## Start

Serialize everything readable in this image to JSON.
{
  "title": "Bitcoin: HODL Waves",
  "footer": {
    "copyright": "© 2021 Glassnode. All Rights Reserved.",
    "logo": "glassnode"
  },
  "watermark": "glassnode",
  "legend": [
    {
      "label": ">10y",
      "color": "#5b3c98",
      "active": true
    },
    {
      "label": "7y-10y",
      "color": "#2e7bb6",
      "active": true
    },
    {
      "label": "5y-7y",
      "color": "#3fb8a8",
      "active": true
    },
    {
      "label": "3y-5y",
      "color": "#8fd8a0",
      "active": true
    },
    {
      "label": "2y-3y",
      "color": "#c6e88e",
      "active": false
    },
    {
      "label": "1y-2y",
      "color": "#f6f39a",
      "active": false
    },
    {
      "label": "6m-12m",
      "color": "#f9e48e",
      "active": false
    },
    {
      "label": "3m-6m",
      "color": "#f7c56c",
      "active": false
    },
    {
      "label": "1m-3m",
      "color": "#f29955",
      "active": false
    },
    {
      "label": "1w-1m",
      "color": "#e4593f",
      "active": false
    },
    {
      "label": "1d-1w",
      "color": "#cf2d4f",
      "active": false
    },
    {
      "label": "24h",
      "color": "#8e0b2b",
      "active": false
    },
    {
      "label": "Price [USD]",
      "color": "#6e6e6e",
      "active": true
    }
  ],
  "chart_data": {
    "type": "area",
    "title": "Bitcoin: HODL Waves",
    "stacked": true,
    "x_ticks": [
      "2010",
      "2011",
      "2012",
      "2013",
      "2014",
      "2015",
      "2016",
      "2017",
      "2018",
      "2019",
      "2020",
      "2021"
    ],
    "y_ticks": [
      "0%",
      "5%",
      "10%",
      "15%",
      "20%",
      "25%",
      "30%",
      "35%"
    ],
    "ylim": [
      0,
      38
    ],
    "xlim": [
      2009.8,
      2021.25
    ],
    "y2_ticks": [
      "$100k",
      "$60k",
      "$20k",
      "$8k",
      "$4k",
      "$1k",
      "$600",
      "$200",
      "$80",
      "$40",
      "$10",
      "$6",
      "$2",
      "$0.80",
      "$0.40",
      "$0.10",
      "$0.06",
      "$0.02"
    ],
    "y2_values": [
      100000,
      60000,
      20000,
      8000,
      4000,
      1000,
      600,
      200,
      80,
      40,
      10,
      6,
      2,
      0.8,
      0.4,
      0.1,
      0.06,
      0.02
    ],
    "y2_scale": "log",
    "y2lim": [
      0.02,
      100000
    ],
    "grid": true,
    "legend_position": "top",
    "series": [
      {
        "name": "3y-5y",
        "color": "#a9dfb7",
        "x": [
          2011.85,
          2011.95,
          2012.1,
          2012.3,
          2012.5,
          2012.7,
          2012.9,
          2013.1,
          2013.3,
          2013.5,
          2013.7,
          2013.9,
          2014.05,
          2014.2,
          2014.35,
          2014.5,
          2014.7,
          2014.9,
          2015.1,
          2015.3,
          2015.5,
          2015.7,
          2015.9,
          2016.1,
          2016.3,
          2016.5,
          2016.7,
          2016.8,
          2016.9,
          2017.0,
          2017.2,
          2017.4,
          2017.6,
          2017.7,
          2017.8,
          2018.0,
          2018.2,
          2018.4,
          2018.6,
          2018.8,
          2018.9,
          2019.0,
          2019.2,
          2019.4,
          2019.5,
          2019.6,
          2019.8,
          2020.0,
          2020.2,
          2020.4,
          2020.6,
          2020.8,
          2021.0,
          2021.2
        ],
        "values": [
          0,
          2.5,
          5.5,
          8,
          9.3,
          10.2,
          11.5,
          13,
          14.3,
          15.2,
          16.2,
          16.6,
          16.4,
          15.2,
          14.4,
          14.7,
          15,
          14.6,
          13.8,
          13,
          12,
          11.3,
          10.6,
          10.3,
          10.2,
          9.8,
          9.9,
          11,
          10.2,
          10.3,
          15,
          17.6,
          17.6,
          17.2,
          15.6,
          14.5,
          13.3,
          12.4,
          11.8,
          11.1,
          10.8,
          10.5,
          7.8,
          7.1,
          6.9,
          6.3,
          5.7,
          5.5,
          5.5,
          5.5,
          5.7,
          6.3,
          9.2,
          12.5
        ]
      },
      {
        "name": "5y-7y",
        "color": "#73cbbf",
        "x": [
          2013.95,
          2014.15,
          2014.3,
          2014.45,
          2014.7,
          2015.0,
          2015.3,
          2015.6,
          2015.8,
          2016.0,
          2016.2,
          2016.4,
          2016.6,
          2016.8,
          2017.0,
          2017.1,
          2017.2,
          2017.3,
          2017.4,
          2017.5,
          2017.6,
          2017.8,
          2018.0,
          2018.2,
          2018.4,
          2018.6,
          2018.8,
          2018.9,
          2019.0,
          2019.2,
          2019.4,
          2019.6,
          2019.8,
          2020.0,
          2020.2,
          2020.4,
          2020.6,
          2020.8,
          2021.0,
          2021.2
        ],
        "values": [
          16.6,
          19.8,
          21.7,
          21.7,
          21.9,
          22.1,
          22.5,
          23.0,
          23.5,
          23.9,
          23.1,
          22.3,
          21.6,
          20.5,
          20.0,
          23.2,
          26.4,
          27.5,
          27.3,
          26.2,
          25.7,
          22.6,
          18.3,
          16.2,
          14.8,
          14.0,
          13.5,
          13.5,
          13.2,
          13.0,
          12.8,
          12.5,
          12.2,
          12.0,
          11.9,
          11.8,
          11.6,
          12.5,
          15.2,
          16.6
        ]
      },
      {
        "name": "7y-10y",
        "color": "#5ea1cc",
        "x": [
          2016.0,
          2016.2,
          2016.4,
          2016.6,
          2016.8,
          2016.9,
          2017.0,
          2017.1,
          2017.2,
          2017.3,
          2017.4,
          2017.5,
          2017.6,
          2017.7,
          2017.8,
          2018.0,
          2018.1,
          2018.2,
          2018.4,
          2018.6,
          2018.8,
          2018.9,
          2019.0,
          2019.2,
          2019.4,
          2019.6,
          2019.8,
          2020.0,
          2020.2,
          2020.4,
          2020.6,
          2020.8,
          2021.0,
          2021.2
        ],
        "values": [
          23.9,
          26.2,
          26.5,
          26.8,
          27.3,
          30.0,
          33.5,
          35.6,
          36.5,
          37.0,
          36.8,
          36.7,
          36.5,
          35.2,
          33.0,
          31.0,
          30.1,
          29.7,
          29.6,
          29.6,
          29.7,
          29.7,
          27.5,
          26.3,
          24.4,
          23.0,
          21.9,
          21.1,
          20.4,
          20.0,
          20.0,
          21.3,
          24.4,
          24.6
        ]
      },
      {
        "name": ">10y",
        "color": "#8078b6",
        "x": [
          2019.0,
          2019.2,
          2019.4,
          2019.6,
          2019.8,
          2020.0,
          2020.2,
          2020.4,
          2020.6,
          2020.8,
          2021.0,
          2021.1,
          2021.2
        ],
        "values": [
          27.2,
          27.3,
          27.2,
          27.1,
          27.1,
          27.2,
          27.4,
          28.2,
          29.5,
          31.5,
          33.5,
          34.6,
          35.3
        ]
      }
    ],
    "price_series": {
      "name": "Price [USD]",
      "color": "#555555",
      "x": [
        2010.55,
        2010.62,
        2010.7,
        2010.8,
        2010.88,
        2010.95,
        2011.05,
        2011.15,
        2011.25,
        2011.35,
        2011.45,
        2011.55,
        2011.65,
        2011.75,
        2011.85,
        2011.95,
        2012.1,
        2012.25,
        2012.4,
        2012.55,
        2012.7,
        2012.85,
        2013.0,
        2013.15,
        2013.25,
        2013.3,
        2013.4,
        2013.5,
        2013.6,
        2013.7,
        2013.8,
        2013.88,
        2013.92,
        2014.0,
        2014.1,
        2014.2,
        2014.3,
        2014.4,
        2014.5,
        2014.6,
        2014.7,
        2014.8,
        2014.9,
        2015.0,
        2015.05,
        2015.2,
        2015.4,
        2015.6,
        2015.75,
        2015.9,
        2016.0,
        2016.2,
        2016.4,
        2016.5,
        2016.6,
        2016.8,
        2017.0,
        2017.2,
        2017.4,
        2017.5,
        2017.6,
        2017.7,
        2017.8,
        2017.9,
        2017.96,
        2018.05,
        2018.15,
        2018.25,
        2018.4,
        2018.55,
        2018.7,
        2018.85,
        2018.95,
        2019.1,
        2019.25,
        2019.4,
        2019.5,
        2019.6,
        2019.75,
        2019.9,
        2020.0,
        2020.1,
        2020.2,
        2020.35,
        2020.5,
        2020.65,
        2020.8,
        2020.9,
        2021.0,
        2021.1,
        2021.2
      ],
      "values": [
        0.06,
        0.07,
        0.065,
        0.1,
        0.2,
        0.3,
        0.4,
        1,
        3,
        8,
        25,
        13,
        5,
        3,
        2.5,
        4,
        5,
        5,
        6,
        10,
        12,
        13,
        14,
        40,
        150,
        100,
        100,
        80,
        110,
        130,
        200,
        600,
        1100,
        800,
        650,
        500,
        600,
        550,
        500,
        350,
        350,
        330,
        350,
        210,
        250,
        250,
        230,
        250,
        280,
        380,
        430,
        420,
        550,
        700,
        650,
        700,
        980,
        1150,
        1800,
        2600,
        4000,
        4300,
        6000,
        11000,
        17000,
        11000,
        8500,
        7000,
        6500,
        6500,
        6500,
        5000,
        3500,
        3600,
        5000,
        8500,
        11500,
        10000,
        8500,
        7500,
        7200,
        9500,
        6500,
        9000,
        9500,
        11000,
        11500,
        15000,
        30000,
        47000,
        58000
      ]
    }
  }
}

## End

Select the lines that carry the string "Waves" and copy them.

* _Completed exercise_:
  "title": "Bitcoin: HODL Waves",
    "title": "Bitcoin: HODL Waves",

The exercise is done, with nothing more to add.